_Records for the task_.
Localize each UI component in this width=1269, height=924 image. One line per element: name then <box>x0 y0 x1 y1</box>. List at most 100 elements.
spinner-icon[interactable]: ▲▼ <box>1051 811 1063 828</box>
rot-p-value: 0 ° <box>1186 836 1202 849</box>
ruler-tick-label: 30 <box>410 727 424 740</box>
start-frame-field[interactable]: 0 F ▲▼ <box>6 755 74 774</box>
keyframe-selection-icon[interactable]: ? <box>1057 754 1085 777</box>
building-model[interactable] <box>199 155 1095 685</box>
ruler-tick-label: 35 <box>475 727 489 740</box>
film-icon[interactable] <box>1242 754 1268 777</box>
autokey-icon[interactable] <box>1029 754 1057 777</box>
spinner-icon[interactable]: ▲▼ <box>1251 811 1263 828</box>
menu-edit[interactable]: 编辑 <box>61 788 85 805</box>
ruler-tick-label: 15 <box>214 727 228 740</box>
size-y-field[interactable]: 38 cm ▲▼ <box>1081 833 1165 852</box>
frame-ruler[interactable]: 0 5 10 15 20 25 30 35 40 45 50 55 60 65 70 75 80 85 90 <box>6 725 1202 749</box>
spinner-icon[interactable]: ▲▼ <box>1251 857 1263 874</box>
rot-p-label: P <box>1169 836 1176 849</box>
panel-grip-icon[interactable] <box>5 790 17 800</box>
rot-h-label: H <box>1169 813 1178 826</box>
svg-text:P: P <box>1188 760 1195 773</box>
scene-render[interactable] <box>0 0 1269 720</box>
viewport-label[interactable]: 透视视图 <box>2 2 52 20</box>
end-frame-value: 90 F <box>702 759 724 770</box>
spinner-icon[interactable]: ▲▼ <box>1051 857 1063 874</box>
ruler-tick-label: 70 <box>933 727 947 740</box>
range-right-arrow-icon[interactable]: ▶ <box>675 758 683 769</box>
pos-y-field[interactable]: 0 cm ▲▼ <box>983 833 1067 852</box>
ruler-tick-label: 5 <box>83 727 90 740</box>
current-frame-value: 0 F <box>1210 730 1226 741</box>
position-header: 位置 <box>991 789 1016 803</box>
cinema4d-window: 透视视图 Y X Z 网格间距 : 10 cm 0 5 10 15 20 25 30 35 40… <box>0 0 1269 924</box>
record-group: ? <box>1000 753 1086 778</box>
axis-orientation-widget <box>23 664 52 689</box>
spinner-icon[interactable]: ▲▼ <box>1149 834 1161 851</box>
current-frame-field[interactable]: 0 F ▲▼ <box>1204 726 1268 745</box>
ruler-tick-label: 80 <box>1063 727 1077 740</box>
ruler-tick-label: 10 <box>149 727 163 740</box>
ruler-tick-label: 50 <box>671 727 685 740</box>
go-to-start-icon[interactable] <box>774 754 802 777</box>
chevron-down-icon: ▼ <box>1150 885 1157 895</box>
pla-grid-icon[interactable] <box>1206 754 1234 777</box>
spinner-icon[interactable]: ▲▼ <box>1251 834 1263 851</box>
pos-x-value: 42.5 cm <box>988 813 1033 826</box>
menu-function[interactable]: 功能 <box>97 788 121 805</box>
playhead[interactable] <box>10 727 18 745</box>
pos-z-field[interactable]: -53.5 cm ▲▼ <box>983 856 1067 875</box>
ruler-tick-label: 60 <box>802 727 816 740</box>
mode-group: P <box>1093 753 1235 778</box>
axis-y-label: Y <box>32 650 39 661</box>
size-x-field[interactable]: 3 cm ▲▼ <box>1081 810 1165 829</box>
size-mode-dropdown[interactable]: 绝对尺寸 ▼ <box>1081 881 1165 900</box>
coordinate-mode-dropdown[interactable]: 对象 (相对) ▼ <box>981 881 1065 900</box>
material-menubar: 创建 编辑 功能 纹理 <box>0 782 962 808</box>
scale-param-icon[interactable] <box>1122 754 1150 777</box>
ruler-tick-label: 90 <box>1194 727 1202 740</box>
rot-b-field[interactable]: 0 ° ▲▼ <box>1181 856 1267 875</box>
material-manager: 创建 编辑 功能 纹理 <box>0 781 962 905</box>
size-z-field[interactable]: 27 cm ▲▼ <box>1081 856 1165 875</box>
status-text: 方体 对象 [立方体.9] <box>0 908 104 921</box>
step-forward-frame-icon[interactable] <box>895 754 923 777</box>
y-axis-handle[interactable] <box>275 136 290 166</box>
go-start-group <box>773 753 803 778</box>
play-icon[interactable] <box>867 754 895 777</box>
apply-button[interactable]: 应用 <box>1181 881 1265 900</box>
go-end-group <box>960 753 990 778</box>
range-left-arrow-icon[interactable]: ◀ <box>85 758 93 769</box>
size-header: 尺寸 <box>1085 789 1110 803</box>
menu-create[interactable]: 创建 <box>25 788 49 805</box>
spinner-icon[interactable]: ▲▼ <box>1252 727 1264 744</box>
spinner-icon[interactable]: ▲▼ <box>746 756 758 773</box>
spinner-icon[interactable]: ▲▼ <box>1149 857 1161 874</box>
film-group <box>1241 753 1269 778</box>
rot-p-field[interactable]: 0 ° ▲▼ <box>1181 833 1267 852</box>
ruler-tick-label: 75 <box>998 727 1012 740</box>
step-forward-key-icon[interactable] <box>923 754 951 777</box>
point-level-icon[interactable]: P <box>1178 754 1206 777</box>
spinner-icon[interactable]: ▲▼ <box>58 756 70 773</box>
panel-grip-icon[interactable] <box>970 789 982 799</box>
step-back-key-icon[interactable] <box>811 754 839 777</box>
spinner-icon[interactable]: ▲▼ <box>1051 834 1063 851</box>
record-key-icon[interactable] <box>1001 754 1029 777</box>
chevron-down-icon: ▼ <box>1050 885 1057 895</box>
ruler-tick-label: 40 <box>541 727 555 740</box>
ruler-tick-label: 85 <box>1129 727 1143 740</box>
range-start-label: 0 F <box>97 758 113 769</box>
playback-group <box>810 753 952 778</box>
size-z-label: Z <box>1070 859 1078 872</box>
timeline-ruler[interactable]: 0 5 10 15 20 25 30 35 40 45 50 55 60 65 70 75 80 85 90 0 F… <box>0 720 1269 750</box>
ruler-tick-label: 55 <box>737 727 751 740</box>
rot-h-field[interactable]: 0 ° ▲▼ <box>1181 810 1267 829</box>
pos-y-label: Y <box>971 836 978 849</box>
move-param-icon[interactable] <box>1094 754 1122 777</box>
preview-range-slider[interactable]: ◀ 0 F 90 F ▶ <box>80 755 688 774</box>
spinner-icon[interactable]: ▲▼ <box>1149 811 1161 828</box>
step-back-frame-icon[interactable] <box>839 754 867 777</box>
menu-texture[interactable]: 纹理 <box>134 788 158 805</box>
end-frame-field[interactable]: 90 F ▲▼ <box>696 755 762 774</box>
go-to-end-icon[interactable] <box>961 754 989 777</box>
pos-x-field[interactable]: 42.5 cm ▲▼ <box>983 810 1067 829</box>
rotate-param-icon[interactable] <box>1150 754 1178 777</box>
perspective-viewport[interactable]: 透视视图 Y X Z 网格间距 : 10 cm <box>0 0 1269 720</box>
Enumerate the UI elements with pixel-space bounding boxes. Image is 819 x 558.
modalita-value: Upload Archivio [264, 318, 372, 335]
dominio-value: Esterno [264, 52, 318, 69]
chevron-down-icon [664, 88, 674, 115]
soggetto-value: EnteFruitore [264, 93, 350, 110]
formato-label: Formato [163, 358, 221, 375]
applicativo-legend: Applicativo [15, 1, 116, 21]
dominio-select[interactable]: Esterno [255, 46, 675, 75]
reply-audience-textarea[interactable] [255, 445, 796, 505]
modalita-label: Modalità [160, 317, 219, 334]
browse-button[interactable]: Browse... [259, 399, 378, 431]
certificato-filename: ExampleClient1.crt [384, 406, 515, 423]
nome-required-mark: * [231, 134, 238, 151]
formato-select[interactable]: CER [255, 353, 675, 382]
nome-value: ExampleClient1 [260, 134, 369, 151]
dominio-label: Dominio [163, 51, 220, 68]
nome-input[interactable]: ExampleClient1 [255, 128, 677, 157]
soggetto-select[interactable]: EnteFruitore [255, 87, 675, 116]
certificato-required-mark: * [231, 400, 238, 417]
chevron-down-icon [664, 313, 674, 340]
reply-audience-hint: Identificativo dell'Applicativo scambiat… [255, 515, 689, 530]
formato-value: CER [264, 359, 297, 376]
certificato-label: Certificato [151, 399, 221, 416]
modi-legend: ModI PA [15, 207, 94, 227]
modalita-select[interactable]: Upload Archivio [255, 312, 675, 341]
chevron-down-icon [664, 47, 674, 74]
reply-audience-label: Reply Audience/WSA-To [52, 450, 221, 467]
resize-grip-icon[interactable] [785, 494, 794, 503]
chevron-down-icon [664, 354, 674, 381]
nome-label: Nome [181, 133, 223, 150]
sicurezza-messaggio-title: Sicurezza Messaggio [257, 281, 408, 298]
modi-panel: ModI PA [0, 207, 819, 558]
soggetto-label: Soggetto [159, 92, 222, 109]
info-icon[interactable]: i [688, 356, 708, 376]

_Goal_. State how many lines of the listing contain the string "spinner", where case counts, and give only the number.

_Solution for this problem_. 12